- What you should do -
Return each line holding the string "time".

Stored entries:

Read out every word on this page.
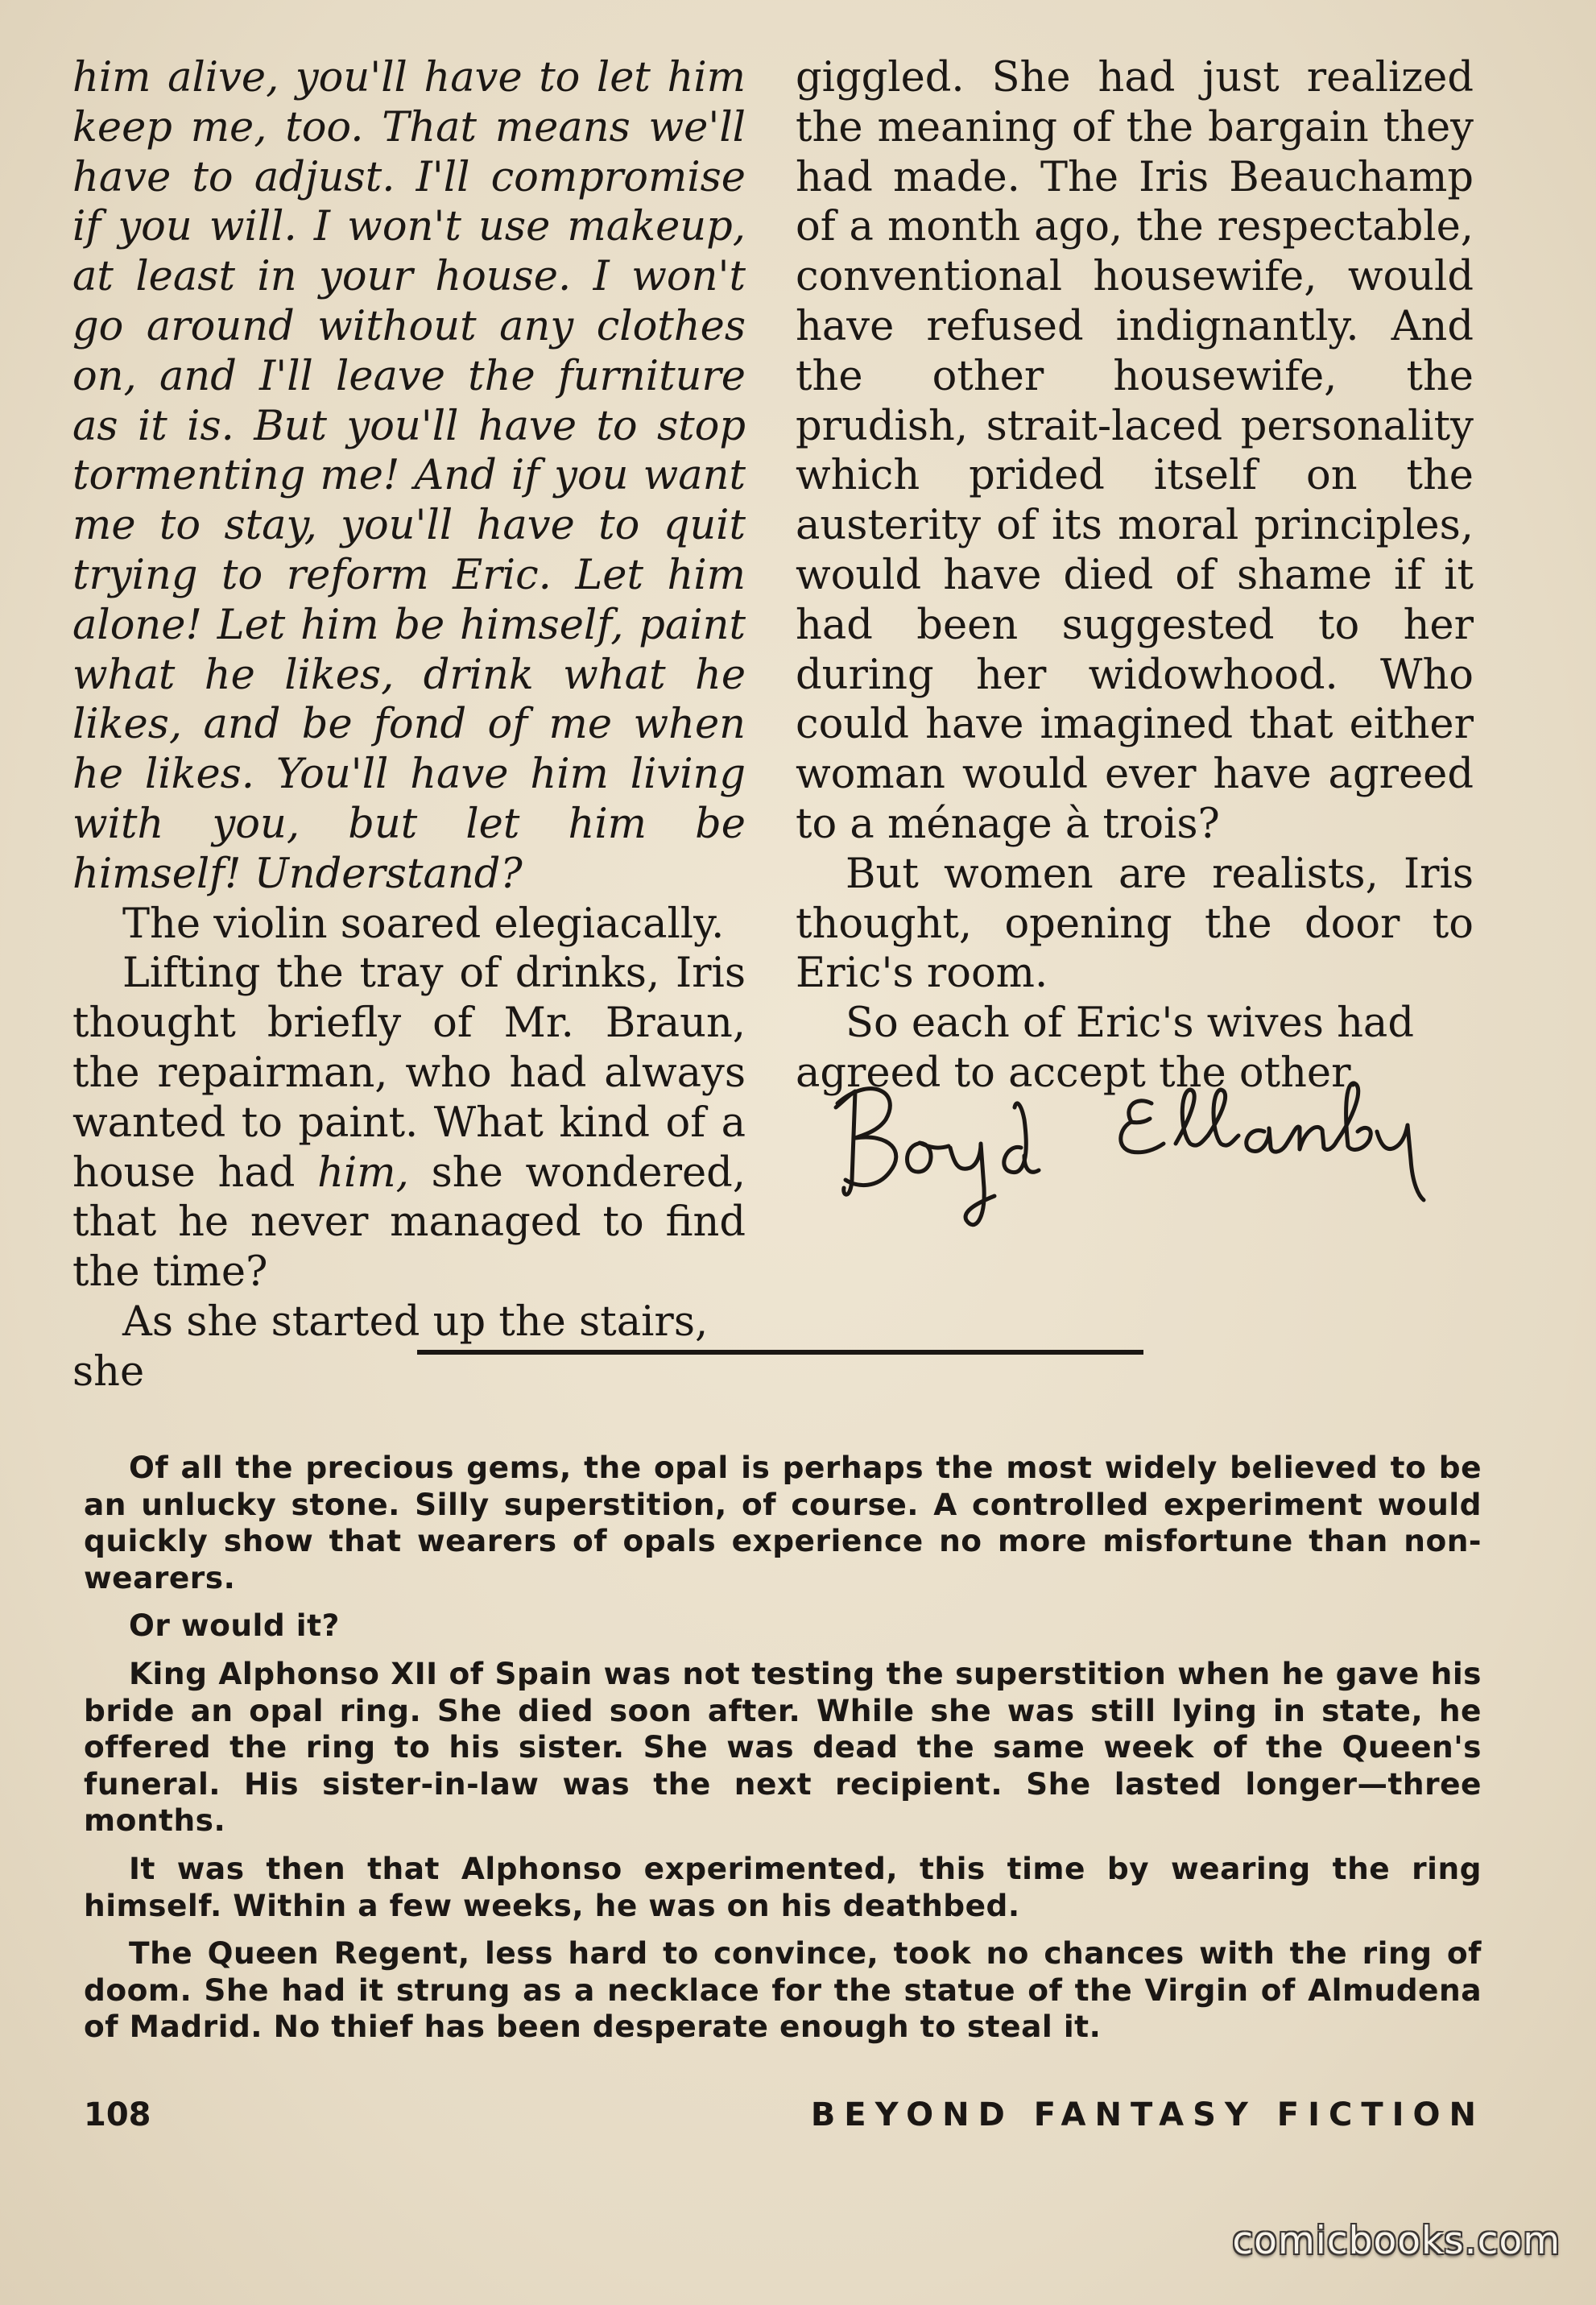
him alive, you'll have to let him keep me, too. That means we'll have to adjust. I'll compromise if you will. I won't use makeup, at least in your house. I won't go around without any clothes on, and I'll leave the furniture as it is. But you'll have to stop tormenting me! And if you want me to stay, you'll have to quit trying to reform Eric. Let him alone! Let him be himself, paint what he likes, drink what he likes, and be fond of me when he likes. You'll have him living with you, but let him be himself! Understand?

The violin soared elegiacally.

Lifting the tray of drinks, Iris thought briefly of Mr. Braun, the repairman, who had always wanted to paint. What kind of a house had him, she wondered, that he never managed to find the time?

As she started up the stairs, she

giggled. She had just realized the meaning of the bargain they had made. The Iris Beauchamp of a month ago, the respectable, conventional housewife, would have refused indignantly. And the other housewife, the prudish, strait-laced personality which prided itself on the austerity of its moral principles, would have died of shame if it had been suggested to her during her widowhood. Who could have imagined that either woman would ever have agreed to a ménage à trois?

But women are realists, Iris thought, opening the door to Eric's room.

So each of Eric's wives had agreed to accept the other.

Of all the precious gems, the opal is perhaps the most widely believed to be an unlucky stone. Silly superstition, of course. A controlled experiment would quickly show that wearers of opals experience no more misfortune than non-wearers.

Or would it?

King Alphonso XII of Spain was not testing the superstition when he gave his bride an opal ring. She died soon after. While she was still lying in state, he offered the ring to his sister. She was dead the same week of the Queen's funeral. His sister-in-law was the next recipient. She lasted longer—three months.

It was then that Alphonso experimented, this time by wearing the ring himself. Within a few weeks, he was on his deathbed.

The Queen Regent, less hard to convince, took no chances with the ring of doom. She had it strung as a necklace for the statue of the Virgin of Almudena of Madrid. No thief has been desperate enough to steal it.

108	BEYOND FANTASY FICTION
comicbooks.com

- Solution to the exercise -
Lifting the tray of drinks, Iris thought briefly of Mr. Braun, the repairman, who had always wanted to paint. What kind of a house had him, she wondered, that he never managed to find the time?
It was then that Alphonso experimented, this time by wearing the ring himself. Within a few weeks, he was on his deathbed.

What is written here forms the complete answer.